### Requirement
Retype the full set of records. Keep every character identical.

========================

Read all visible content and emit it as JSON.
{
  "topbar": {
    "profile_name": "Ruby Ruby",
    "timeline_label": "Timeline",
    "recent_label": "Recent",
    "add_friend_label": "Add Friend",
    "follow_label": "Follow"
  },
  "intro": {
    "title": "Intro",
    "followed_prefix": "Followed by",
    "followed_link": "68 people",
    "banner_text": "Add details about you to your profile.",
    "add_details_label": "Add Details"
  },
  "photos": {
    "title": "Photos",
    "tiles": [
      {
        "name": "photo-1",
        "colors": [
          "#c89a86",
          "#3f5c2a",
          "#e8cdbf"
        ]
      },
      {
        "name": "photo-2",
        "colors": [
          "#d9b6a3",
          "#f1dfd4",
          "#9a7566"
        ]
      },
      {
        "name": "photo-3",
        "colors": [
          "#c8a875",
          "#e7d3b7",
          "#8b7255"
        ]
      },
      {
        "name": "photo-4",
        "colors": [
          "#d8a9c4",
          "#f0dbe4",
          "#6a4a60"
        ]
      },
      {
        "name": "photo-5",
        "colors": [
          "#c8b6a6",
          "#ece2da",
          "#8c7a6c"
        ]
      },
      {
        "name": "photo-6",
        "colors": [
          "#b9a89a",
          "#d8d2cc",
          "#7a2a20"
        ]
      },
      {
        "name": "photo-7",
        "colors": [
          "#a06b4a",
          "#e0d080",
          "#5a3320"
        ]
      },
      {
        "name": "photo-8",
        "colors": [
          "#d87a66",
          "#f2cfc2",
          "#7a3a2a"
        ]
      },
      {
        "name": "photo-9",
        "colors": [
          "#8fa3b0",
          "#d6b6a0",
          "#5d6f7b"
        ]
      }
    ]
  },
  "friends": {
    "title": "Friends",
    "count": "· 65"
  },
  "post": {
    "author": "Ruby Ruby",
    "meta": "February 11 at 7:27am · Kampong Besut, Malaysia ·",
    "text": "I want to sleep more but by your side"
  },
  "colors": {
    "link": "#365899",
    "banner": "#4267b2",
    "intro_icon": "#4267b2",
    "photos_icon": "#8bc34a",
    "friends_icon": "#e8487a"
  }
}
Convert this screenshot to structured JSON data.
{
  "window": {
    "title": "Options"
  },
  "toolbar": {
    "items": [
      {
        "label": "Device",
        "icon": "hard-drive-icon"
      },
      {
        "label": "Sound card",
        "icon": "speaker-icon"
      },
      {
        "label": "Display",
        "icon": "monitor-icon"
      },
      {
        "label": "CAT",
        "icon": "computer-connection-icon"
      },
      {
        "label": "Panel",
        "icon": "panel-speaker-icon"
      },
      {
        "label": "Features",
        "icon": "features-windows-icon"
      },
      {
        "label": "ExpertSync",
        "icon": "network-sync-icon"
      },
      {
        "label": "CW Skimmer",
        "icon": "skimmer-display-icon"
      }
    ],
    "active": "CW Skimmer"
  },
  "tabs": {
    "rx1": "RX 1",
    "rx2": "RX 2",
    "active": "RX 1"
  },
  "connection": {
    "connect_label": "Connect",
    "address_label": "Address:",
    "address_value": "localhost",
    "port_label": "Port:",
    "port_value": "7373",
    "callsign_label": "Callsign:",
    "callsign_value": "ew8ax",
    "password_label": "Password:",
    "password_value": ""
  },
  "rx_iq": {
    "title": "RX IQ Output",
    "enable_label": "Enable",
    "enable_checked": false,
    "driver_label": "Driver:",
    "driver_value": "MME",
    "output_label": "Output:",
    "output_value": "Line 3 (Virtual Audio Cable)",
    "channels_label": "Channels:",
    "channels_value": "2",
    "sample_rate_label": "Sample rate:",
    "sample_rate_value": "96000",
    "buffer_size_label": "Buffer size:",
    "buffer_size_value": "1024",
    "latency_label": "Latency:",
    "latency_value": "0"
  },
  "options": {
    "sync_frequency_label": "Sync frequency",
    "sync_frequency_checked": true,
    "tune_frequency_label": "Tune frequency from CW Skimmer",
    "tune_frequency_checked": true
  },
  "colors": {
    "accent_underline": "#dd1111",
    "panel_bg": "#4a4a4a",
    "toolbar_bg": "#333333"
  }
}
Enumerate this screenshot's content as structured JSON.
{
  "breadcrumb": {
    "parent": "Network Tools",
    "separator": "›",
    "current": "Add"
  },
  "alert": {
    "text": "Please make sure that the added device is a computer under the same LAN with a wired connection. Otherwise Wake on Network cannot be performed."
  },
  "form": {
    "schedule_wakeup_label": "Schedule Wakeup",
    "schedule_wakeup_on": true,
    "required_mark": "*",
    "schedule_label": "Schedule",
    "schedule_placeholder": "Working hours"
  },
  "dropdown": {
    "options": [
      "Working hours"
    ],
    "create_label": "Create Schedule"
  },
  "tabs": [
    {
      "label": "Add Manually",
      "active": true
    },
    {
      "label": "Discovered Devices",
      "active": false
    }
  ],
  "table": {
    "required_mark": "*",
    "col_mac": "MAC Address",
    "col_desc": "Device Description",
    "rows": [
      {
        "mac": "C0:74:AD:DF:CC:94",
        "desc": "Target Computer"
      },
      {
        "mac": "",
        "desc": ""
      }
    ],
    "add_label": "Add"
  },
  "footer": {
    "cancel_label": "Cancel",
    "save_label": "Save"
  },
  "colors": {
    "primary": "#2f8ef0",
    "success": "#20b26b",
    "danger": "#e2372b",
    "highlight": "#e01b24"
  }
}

========================

### Solution to this problem
Read all visible content and emit it as JSON.
{
  "topbar": {
    "profile_name": "Ruby Ruby",
    "timeline_label": "Timeline",
    "recent_label": "Recent",
    "add_friend_label": "Add Friend",
    "follow_label": "Follow"
  },
  "intro": {
    "title": "Intro",
    "followed_prefix": "Followed by",
    "followed_link": "68 people",
    "banner_text": "Add details about you to your profile.",
    "add_details_label": "Add Details"
  },
  "photos": {
    "title": "Photos",
    "tiles": [
      {
        "name": "photo-1",
        "colors": [
          "#c89a86",
          "#3f5c2a",
          "#e8cdbf"
        ]
      },
      {
        "name": "photo-2",
        "colors": [
          "#d9b6a3",
          "#f1dfd4",
          "#9a7566"
        ]
      },
      {
        "name": "photo-3",
        "colors": [
          "#c8a875",
          "#e7d3b7",
          "#8b7255"
        ]
      },
      {
        "name": "photo-4",
        "colors": [
          "#d8a9c4",
          "#f0dbe4",
          "#6a4a60"
        ]
      },
      {
        "name": "photo-5",
        "colors": [
          "#c8b6a6",
          "#ece2da",
          "#8c7a6c"
        ]
      },
      {
        "name": "photo-6",
        "colors": [
          "#b9a89a",
          "#d8d2cc",
          "#7a2a20"
        ]
      },
      {
        "name": "photo-7",
        "colors": [
          "#a06b4a",
          "#e0d080",
          "#5a3320"
        ]
      },
      {
        "name": "photo-8",
        "colors": [
          "#d87a66",
          "#f2cfc2",
          "#7a3a2a"
        ]
      },
      {
        "name": "photo-9",
        "colors": [
          "#8fa3b0",
          "#d6b6a0",
          "#5d6f7b"
        ]
      }
    ]
  },
  "friends": {
    "title": "Friends",
    "count": "· 65"
  },
  "post": {
    "author": "Ruby Ruby",
    "meta": "February 11 at 7:27am · Kampong Besut, Malaysia ·",
    "text": "I want to sleep more but by your side"
  },
  "colors": {
    "link": "#365899",
    "banner": "#4267b2",
    "intro_icon": "#4267b2",
    "photos_icon": "#8bc34a",
    "friends_icon": "#e8487a"
  }
}
Convert this screenshot to structured JSON data.
{
  "window": {
    "title": "Options"
  },
  "toolbar": {
    "items": [
      {
        "label": "Device",
        "icon": "hard-drive-icon"
      },
      {
        "label": "Sound card",
        "icon": "speaker-icon"
      },
      {
        "label": "Display",
        "icon": "monitor-icon"
      },
      {
        "label": "CAT",
        "icon": "computer-connection-icon"
      },
      {
        "label": "Panel",
        "icon": "panel-speaker-icon"
      },
      {
        "label": "Features",
        "icon": "features-windows-icon"
      },
      {
        "label": "ExpertSync",
        "icon": "network-sync-icon"
      },
      {
        "label": "CW Skimmer",
        "icon": "skimmer-display-icon"
      }
    ],
    "active": "CW Skimmer"
  },
  "tabs": {
    "rx1": "RX 1",
    "rx2": "RX 2",
    "active": "RX 1"
  },
  "connection": {
    "connect_label": "Connect",
    "address_label": "Address:",
    "address_value": "localhost",
    "port_label": "Port:",
    "port_value": "7373",
    "callsign_label": "Callsign:",
    "callsign_value": "ew8ax",
    "password_label": "Password:",
    "password_value": ""
  },
  "rx_iq": {
    "title": "RX IQ Output",
    "enable_label": "Enable",
    "enable_checked": false,
    "driver_label": "Driver:",
    "driver_value": "MME",
    "output_label": "Output:",
    "output_value": "Line 3 (Virtual Audio Cable)",
    "channels_label": "Channels:",
    "channels_value": "2",
    "sample_rate_label": "Sample rate:",
    "sample_rate_value": "96000",
    "buffer_size_label": "Buffer size:",
    "buffer_size_value": "1024",
    "latency_label": "Latency:",
    "latency_value": "0"
  },
  "options": {
    "sync_frequency_label": "Sync frequency",
    "sync_frequency_checked": true,
    "tune_frequency_label": "Tune frequency from CW Skimmer",
    "tune_frequency_checked": true
  },
  "colors": {
    "accent_underline": "#dd1111",
    "panel_bg": "#4a4a4a",
    "toolbar_bg": "#333333"
  }
}
Enumerate this screenshot's content as structured JSON.
{
  "breadcrumb": {
    "parent": "Network Tools",
    "separator": "›",
    "current": "Add"
  },
  "alert": {
    "text": "Please make sure that the added device is a computer under the same LAN with a wired connection. Otherwise Wake on Network cannot be performed."
  },
  "form": {
    "schedule_wakeup_label": "Schedule Wakeup",
    "schedule_wakeup_on": true,
    "required_mark": "*",
    "schedule_label": "Schedule",
    "schedule_placeholder": "Working hours"
  },
  "dropdown": {
    "options": [
      "Working hours"
    ],
    "create_label": "Create Schedule"
  },
  "tabs": [
    {
      "label": "Add Manually",
      "active": true
    },
    {
      "label": "Discovered Devices",
      "active": false
    }
  ],
  "table": {
    "required_mark": "*",
    "col_mac": "MAC Address",
    "col_desc": "Device Description",
    "rows": [
      {
        "mac": "C0:74:AD:DF:CC:94",
        "desc": "Target Computer"
      },
      {
        "mac": "",
        "desc": ""
      }
    ],
    "add_label": "Add"
  },
  "footer": {
    "cancel_label": "Cancel",
    "save_label": "Save"
  },
  "colors": {
    "primary": "#2f8ef0",
    "success": "#20b26b",
    "danger": "#e2372b",
    "highlight": "#e01b24"
  }
}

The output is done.